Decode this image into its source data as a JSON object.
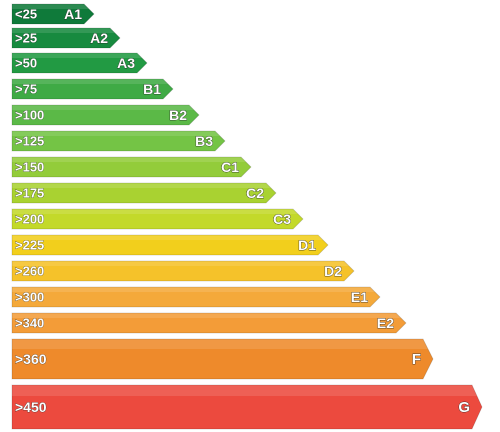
{
  "rating_scale": {
    "bands": [
      {
        "range": "<25",
        "class": "A1",
        "color": "#0f7a3a"
      },
      {
        "range": ">25",
        "class": "A2",
        "color": "#178a3f"
      },
      {
        "range": ">50",
        "class": "A3",
        "color": "#229a43"
      },
      {
        "range": ">75",
        "class": "B1",
        "color": "#3faa45"
      },
      {
        "range": ">100",
        "class": "B2",
        "color": "#5bb947"
      },
      {
        "range": ">125",
        "class": "B3",
        "color": "#74c445"
      },
      {
        "range": ">150",
        "class": "C1",
        "color": "#93cc3a"
      },
      {
        "range": ">175",
        "class": "C2",
        "color": "#a9d231"
      },
      {
        "range": ">200",
        "class": "C3",
        "color": "#c3d92a"
      },
      {
        "range": ">225",
        "class": "D1",
        "color": "#f2cf1c"
      },
      {
        "range": ">260",
        "class": "D2",
        "color": "#f5c22a"
      },
      {
        "range": ">300",
        "class": "E1",
        "color": "#f4a93a"
      },
      {
        "range": ">340",
        "class": "E2",
        "color": "#f39c38"
      },
      {
        "range": ">360",
        "class": "F",
        "color": "#ee8a2b"
      },
      {
        "range": ">450",
        "class": "G",
        "color": "#ec4a3e"
      }
    ]
  }
}
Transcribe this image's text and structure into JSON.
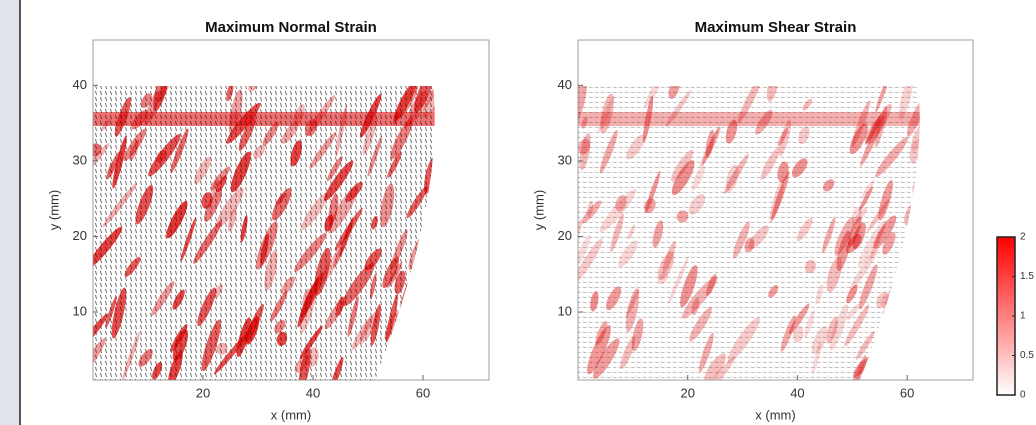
{
  "chart_data": [
    {
      "type": "heatmap",
      "title": "Maximum Normal Strain",
      "x_label": "x (mm)",
      "y_label": "y (mm)",
      "xlim": [
        0,
        72
      ],
      "xticks": [
        20,
        40,
        60
      ],
      "ylim": [
        1,
        46
      ],
      "yticks": [
        10,
        20,
        30,
        40
      ],
      "intensity": 0.8
    },
    {
      "type": "heatmap",
      "title": "Maximum Shear Strain",
      "x_label": "x (mm)",
      "y_label": "y (mm)",
      "xlim": [
        0,
        72
      ],
      "xticks": [
        20,
        40,
        60
      ],
      "ylim": [
        1,
        46
      ],
      "yticks": [
        10,
        20,
        30,
        40
      ],
      "intensity": 0.45
    }
  ],
  "colorbar": {
    "ylim": [
      0,
      2
    ],
    "yticks": [
      0,
      0.5,
      1,
      1.5,
      2
    ],
    "colors": [
      "#ffffff",
      "#ff0000"
    ]
  }
}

───

Aim: Count every line above that holds the string "Strain" and give the total, nothing more.

Task answer: 2